start

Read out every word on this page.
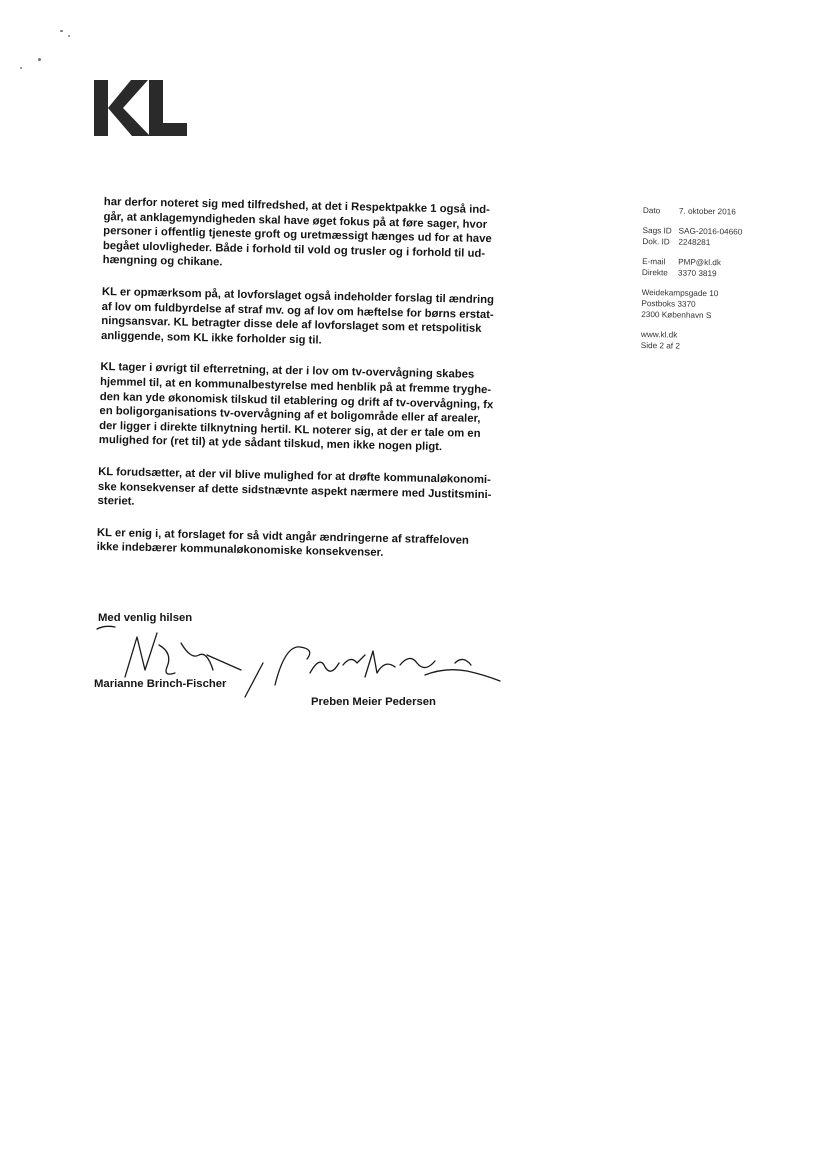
har derfor noteret sig med tilfredshed, at det i Respektpakke 1 også ind-
går, at anklagemyndigheden skal have øget fokus på at føre sager, hvor
personer i offentlig tjeneste groft og uretmæssigt hænges ud for at have
begået ulovligheder. Både i forhold til vold og trusler og i forhold til ud-
hængning og chikane.

KL er opmærksom på, at lovforslaget også indeholder forslag til ændring
af lov om fuldbyrdelse af straf mv. og af lov om hæftelse for børns erstat-
ningsansvar. KL betragter disse dele af lovforslaget som et retspolitisk
anliggende, som KL ikke forholder sig til.

KL tager i øvrigt til efterretning, at der i lov om tv-overvågning skabes
hjemmel til, at en kommunalbestyrelse med henblik på at fremme tryghe-
den kan yde økonomisk tilskud til etablering og drift af tv-overvågning, fx
en boligorganisations tv-overvågning af et boligområde eller af arealer,
der ligger i direkte tilknytning hertil. KL noterer sig, at der er tale om en
mulighed for (ret til) at yde sådant tilskud, men ikke nogen pligt.

KL forudsætter, at der vil blive mulighed for at drøfte kommunaløkonomi-
ske konsekvenser af dette sidstnævnte aspekt nærmere med Justitsmini-
steriet.

KL er enig i, at forslaget for så vidt angår ændringerne af straffeloven
ikke indebærer kommunaløkonomiske konsekvenser.

Dato	7. oktober 2016
Sags ID SAG-2016-04660
Dok. ID	2248281
E-mail	PMP@kl.dk
Direkte	3370 3819
Weidekampsgade 10
Postboks 3370
2300 København S
www.kl.dk
Side 2 af 2
Med venlig hilsen
Marianne Brinch-Fischer
Preben Meier Pedersen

end

Pull out every line of the records above that contains the word "overvågning".

Answer to this task
KL tager i øvrigt til efterretning, at der i lov om tv-overvågning skabes
den kan yde økonomisk tilskud til etablering og drift af tv-overvågning, fx
en boligorganisations tv-overvågning af et boligområde eller af arealer,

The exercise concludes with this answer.